(Saved data entries)
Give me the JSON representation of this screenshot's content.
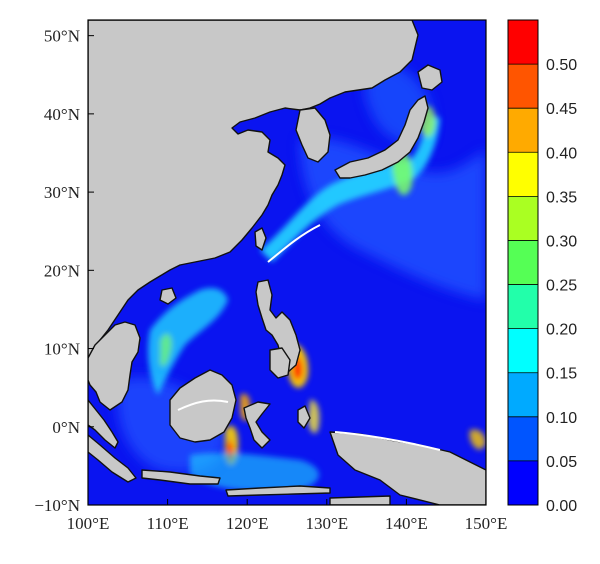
{
  "map": {
    "x_ticks": [
      "100°E",
      "110°E",
      "120°E",
      "130°E",
      "140°E",
      "150°E"
    ],
    "y_ticks": [
      "50°N",
      "40°N",
      "30°N",
      "20°N",
      "10°N",
      "0°N",
      "−10°N"
    ],
    "lon_range": [
      100,
      150
    ],
    "lat_range": [
      -10,
      52
    ],
    "land_color": "#c8c8c8",
    "ocean_low_color": "#0a14f0"
  },
  "colorbar": {
    "labels": [
      "0.50",
      "0.45",
      "0.40",
      "0.35",
      "0.30",
      "0.25",
      "0.20",
      "0.15",
      "0.10",
      "0.05",
      "0.00"
    ],
    "colors": [
      "#ff0000",
      "#ff5500",
      "#ffaa00",
      "#ffff00",
      "#aaff22",
      "#55ff55",
      "#22ffaa",
      "#00ffff",
      "#00aaff",
      "#0055ff",
      "#0000ff"
    ],
    "min": 0.0,
    "max": 0.55
  }
}
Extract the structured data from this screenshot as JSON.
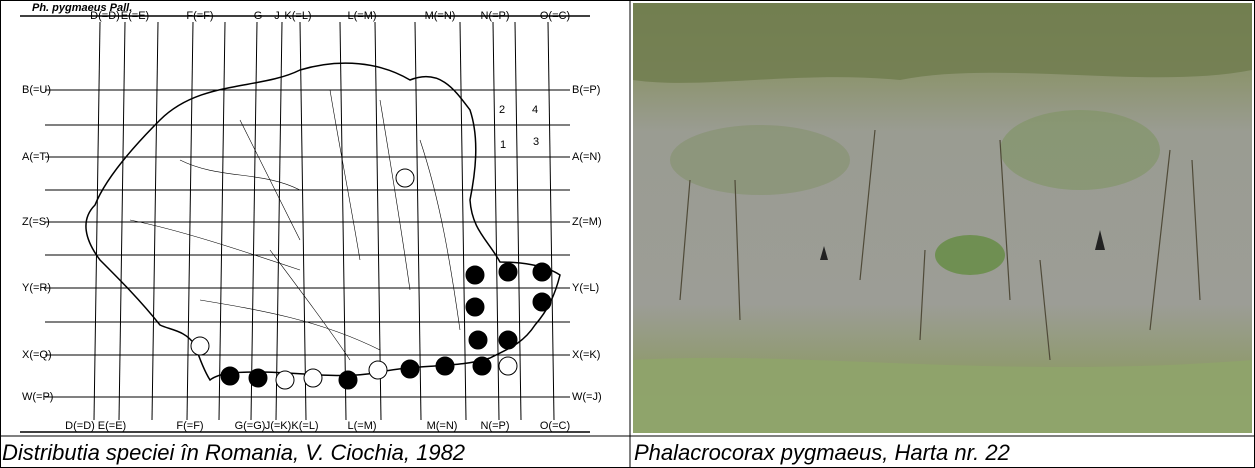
{
  "map": {
    "title": "Ph. pygmaeus Pall.",
    "top_labels": [
      "D(=D)",
      "E(=E)",
      "F(=F)",
      "G",
      "J",
      "K(=L)",
      "L(=M)",
      "M(=N)",
      "N(=P)",
      "O(=C)"
    ],
    "left_labels": [
      "B(=U)",
      "A(=T)",
      "Z(=S)",
      "Y(=R)",
      "X(=Q)",
      "W(=P)"
    ],
    "right_labels": [
      "B(=P)",
      "A(=N)",
      "Z(=M)",
      "Y(=L)",
      "X(=K)",
      "W(=J)"
    ],
    "bottom_labels": [
      "D(=D)",
      "E(=E)",
      "F(=F)",
      "G(=G)",
      "J(=K)",
      "K(=L)",
      "L(=M)",
      "M(=N)",
      "N(=P)",
      "O(=C)"
    ],
    "quadrant_labels": [
      "2",
      "4",
      "1",
      "3"
    ]
  },
  "captions": [
    "Distributia speciei în Romania, V. Ciochia, 1982",
    "Phalacrocorax pygmaeus, Harta nr. 22"
  ]
}
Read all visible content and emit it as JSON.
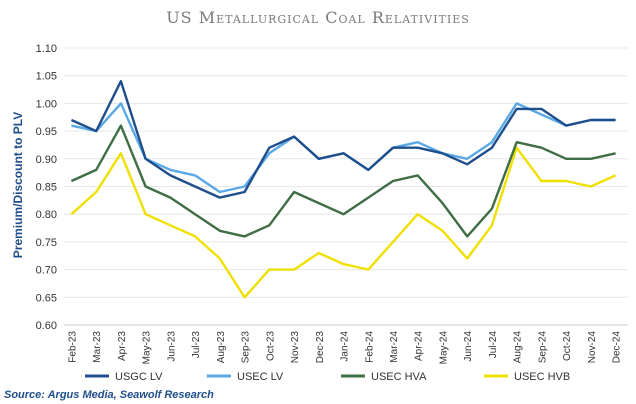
{
  "chart_data": {
    "type": "line",
    "title": "US Metallurgical Coal Relativities",
    "ylabel": "Premium/Discount to PLV",
    "xlabel": "",
    "ylim": [
      0.6,
      1.1
    ],
    "yticks": [
      "0.60",
      "0.65",
      "0.70",
      "0.75",
      "0.80",
      "0.85",
      "0.90",
      "0.95",
      "1.00",
      "1.05",
      "1.10"
    ],
    "x_ticks": [
      "Feb-23",
      "Mar-23",
      "Apr-23",
      "May-23",
      "Jun-23",
      "Jul-23",
      "Aug-23",
      "Sep-23",
      "Oct-23",
      "Nov-23",
      "Dec-23",
      "Jan-24",
      "Feb-24",
      "Mar-24",
      "Apr-24",
      "May-24",
      "Jun-24",
      "Jul-24",
      "Aug-24",
      "Sep-24",
      "Oct-24",
      "Nov-24",
      "Dec-24"
    ],
    "x": [
      "Feb-23",
      "Mar-23",
      "Apr-23",
      "May-23",
      "Jun-23",
      "Jul-23",
      "Aug-23",
      "Sep-23",
      "Oct-23",
      "Nov-23",
      "Dec-23",
      "Jan-24",
      "Feb-24",
      "Mar-24",
      "Apr-24",
      "May-24",
      "Jun-24",
      "Jul-24",
      "Aug-24",
      "Sep-24",
      "Oct-24",
      "Nov-24",
      "Dec-24"
    ],
    "grid": true,
    "legend_position": "bottom",
    "series": [
      {
        "name": "USGC LV",
        "color": "#1f4e8c",
        "values": [
          0.97,
          0.95,
          1.04,
          0.9,
          0.87,
          0.85,
          0.83,
          0.84,
          0.92,
          0.94,
          0.9,
          0.91,
          0.88,
          0.92,
          0.92,
          0.91,
          0.89,
          0.92,
          0.99,
          0.99,
          0.96,
          0.97,
          0.97
        ]
      },
      {
        "name": "USEC LV",
        "color": "#5aa9e6",
        "values": [
          0.96,
          0.95,
          1.0,
          0.9,
          0.88,
          0.87,
          0.84,
          0.85,
          0.91,
          0.94,
          0.9,
          0.91,
          0.88,
          0.92,
          0.93,
          0.91,
          0.9,
          0.93,
          1.0,
          0.98,
          0.96,
          0.97,
          0.97
        ]
      },
      {
        "name": "USEC HVA",
        "color": "#3f6e45",
        "values": [
          0.86,
          0.88,
          0.96,
          0.85,
          0.83,
          0.8,
          0.77,
          0.76,
          0.78,
          0.84,
          0.82,
          0.8,
          0.83,
          0.86,
          0.87,
          0.82,
          0.76,
          0.81,
          0.93,
          0.92,
          0.9,
          0.9,
          0.91
        ]
      },
      {
        "name": "USEC HVB",
        "color": "#f0e000",
        "values": [
          0.8,
          0.84,
          0.91,
          0.8,
          0.78,
          0.76,
          0.72,
          0.65,
          0.7,
          0.7,
          0.73,
          0.71,
          0.7,
          0.75,
          0.8,
          0.77,
          0.72,
          0.78,
          0.92,
          0.86,
          0.86,
          0.85,
          0.87
        ]
      }
    ],
    "source": "Source: Argus Media, Seawolf Research"
  }
}
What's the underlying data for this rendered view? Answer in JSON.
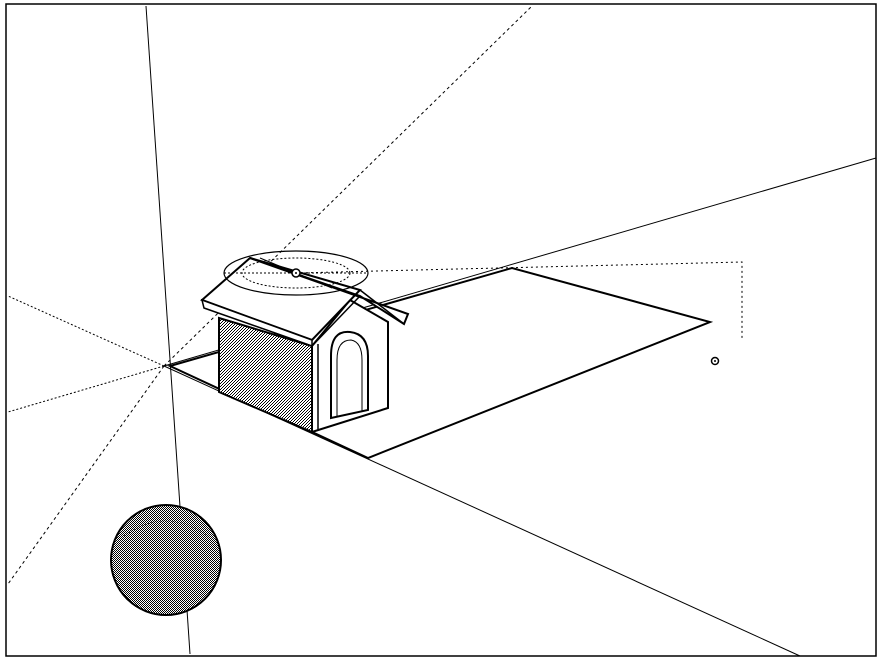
{
  "app": {
    "type": "3d-modeling-viewport",
    "render_style": "monochrome-sketch"
  },
  "colors": {
    "background": "#ffffff",
    "ink": "#000000",
    "stipple_fill": "#9a9a9a",
    "sphere_fill": "#8f8f8f"
  },
  "scene": {
    "objects": [
      {
        "name": "doghouse",
        "description_icon": "house-model"
      },
      {
        "name": "ground-plane",
        "description_icon": "rectangle-face"
      },
      {
        "name": "sphere",
        "description_icon": "sphere-model"
      },
      {
        "name": "rotate-protractor",
        "description_icon": "protractor-icon"
      },
      {
        "name": "construction-point",
        "description_icon": "point-icon"
      }
    ],
    "axes": [
      "red-axis",
      "green-axis",
      "blue-axis"
    ]
  }
}
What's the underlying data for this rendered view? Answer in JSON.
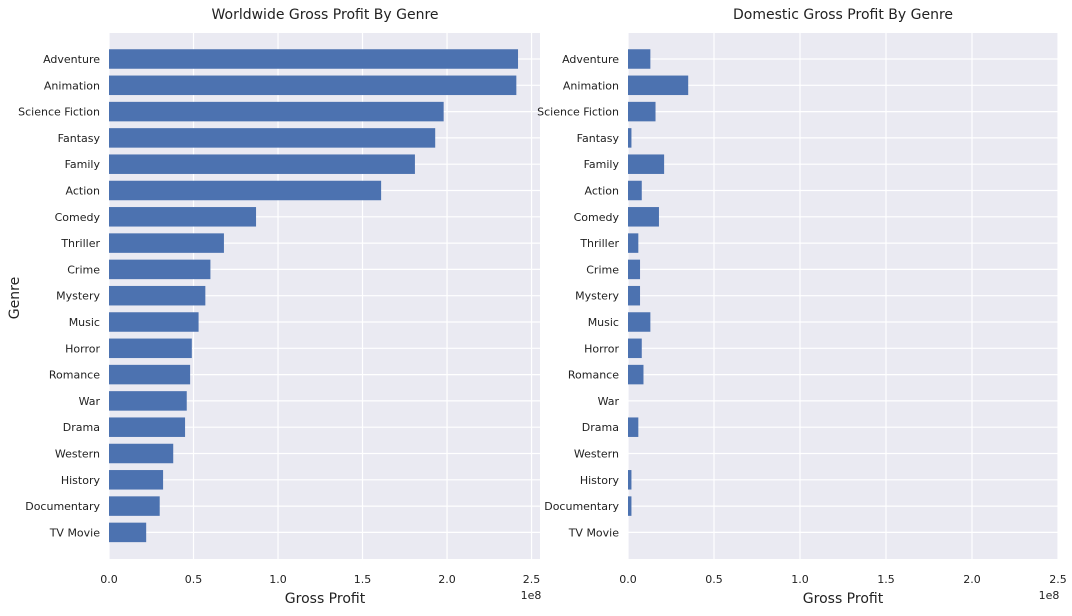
{
  "figure": {
    "ylabel": "Genre"
  },
  "chart_data": [
    {
      "type": "bar",
      "orientation": "horizontal",
      "title": "Worldwide Gross Profit By Genre",
      "xlabel": "Gross Profit",
      "ylabel": "Genre",
      "x_offset_label": "1e8",
      "xlim": [
        0,
        2.55
      ],
      "x_unit": "1e8",
      "x_ticks": [
        "0.0",
        "0.5",
        "1.0",
        "1.5",
        "2.0",
        "2.5"
      ],
      "grid": true,
      "bar_color": "#4c72b0",
      "background": "#eaeaf2",
      "categories": [
        "Adventure",
        "Animation",
        "Science Fiction",
        "Fantasy",
        "Family",
        "Action",
        "Comedy",
        "Thriller",
        "Crime",
        "Mystery",
        "Music",
        "Horror",
        "Romance",
        "War",
        "Drama",
        "Western",
        "History",
        "Documentary",
        "TV Movie"
      ],
      "values": [
        2.42,
        2.41,
        1.98,
        1.93,
        1.81,
        1.61,
        0.87,
        0.68,
        0.6,
        0.57,
        0.53,
        0.49,
        0.48,
        0.46,
        0.45,
        0.38,
        0.32,
        0.3,
        0.22
      ]
    },
    {
      "type": "bar",
      "orientation": "horizontal",
      "title": "Domestic Gross Profit By Genre",
      "xlabel": "Gross Profit",
      "ylabel": "",
      "x_offset_label": "1e8",
      "xlim": [
        0,
        2.5
      ],
      "x_unit": "1e8",
      "x_ticks": [
        "0.0",
        "0.5",
        "1.0",
        "1.5",
        "2.0",
        "2.5"
      ],
      "grid": true,
      "bar_color": "#4c72b0",
      "background": "#eaeaf2",
      "categories": [
        "Adventure",
        "Animation",
        "Science Fiction",
        "Fantasy",
        "Family",
        "Action",
        "Comedy",
        "Thriller",
        "Crime",
        "Mystery",
        "Music",
        "Horror",
        "Romance",
        "War",
        "Drama",
        "Western",
        "History",
        "Documentary",
        "TV Movie"
      ],
      "values": [
        0.13,
        0.35,
        0.16,
        0.02,
        0.21,
        0.08,
        0.18,
        0.06,
        0.07,
        0.07,
        0.13,
        0.08,
        0.09,
        0.0,
        0.06,
        0.0,
        0.02,
        0.02,
        0.0
      ]
    }
  ]
}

→ TASK TO CARRY OUT
Find the count of lines in the data above where the string "Profit" occurs. Provide that number alone.

→ THE OUTPUT
4